Stated task: Please give the data below again in full, exactly as it stands.

Records from a collection of figures
^^^^^^^^^^^^^^^^
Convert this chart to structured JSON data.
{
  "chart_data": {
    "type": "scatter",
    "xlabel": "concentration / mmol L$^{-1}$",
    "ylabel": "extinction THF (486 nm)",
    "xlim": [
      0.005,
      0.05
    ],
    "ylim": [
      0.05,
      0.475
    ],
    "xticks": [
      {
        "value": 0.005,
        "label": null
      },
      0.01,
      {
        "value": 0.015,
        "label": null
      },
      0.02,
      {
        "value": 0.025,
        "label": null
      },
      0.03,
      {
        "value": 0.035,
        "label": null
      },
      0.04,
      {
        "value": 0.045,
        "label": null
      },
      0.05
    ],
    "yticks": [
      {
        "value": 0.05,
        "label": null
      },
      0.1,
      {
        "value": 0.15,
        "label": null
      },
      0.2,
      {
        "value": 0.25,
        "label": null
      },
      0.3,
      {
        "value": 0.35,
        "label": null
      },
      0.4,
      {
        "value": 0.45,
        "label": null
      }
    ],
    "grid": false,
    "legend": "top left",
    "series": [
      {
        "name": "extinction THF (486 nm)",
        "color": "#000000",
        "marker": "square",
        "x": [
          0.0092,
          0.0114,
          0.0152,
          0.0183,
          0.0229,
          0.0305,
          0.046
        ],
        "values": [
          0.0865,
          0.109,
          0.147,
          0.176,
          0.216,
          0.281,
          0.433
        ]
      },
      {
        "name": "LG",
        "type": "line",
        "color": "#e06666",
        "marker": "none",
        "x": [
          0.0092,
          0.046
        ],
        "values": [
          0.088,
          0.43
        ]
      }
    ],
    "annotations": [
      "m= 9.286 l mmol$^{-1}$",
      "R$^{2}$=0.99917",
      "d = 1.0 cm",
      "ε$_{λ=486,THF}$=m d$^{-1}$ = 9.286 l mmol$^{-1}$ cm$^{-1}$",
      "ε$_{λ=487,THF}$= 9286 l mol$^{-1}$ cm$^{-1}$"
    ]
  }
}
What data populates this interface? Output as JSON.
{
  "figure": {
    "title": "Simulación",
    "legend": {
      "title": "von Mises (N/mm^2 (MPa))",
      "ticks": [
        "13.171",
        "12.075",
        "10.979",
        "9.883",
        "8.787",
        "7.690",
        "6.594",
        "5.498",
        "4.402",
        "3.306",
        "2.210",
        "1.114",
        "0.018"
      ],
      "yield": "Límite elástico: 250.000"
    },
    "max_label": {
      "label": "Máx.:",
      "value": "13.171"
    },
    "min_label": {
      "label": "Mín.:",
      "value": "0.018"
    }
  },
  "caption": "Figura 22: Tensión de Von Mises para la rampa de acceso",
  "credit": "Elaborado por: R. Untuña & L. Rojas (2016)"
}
^^^^^^^^^^^^^^^^
Complete output:
Convert this chart to structured JSON data.
{
  "chart_data": {
    "type": "scatter",
    "xlabel": "concentration / mmol L$^{-1}$",
    "ylabel": "extinction THF (486 nm)",
    "xlim": [
      0.005,
      0.05
    ],
    "ylim": [
      0.05,
      0.475
    ],
    "xticks": [
      {
        "value": 0.005,
        "label": null
      },
      0.01,
      {
        "value": 0.015,
        "label": null
      },
      0.02,
      {
        "value": 0.025,
        "label": null
      },
      0.03,
      {
        "value": 0.035,
        "label": null
      },
      0.04,
      {
        "value": 0.045,
        "label": null
      },
      0.05
    ],
    "yticks": [
      {
        "value": 0.05,
        "label": null
      },
      0.1,
      {
        "value": 0.15,
        "label": null
      },
      0.2,
      {
        "value": 0.25,
        "label": null
      },
      0.3,
      {
        "value": 0.35,
        "label": null
      },
      0.4,
      {
        "value": 0.45,
        "label": null
      }
    ],
    "grid": false,
    "legend": "top left",
    "series": [
      {
        "name": "extinction THF (486 nm)",
        "color": "#000000",
        "marker": "square",
        "x": [
          0.0092,
          0.0114,
          0.0152,
          0.0183,
          0.0229,
          0.0305,
          0.046
        ],
        "values": [
          0.0865,
          0.109,
          0.147,
          0.176,
          0.216,
          0.281,
          0.433
        ]
      },
      {
        "name": "LG",
        "type": "line",
        "color": "#e06666",
        "marker": "none",
        "x": [
          0.0092,
          0.046
        ],
        "values": [
          0.088,
          0.43
        ]
      }
    ],
    "annotations": [
      "m= 9.286 l mmol$^{-1}$",
      "R$^{2}$=0.99917",
      "d = 1.0 cm",
      "ε$_{λ=486,THF}$=m d$^{-1}$ = 9.286 l mmol$^{-1}$ cm$^{-1}$",
      "ε$_{λ=487,THF}$= 9286 l mol$^{-1}$ cm$^{-1}$"
    ]
  }
}
What data populates this interface? Output as JSON.
{
  "figure": {
    "title": "Simulación",
    "legend": {
      "title": "von Mises (N/mm^2 (MPa))",
      "ticks": [
        "13.171",
        "12.075",
        "10.979",
        "9.883",
        "8.787",
        "7.690",
        "6.594",
        "5.498",
        "4.402",
        "3.306",
        "2.210",
        "1.114",
        "0.018"
      ],
      "yield": "Límite elástico: 250.000"
    },
    "max_label": {
      "label": "Máx.:",
      "value": "13.171"
    },
    "min_label": {
      "label": "Mín.:",
      "value": "0.018"
    }
  },
  "caption": "Figura 22: Tensión de Von Mises para la rampa de acceso",
  "credit": "Elaborado por: R. Untuña & L. Rojas (2016)"
}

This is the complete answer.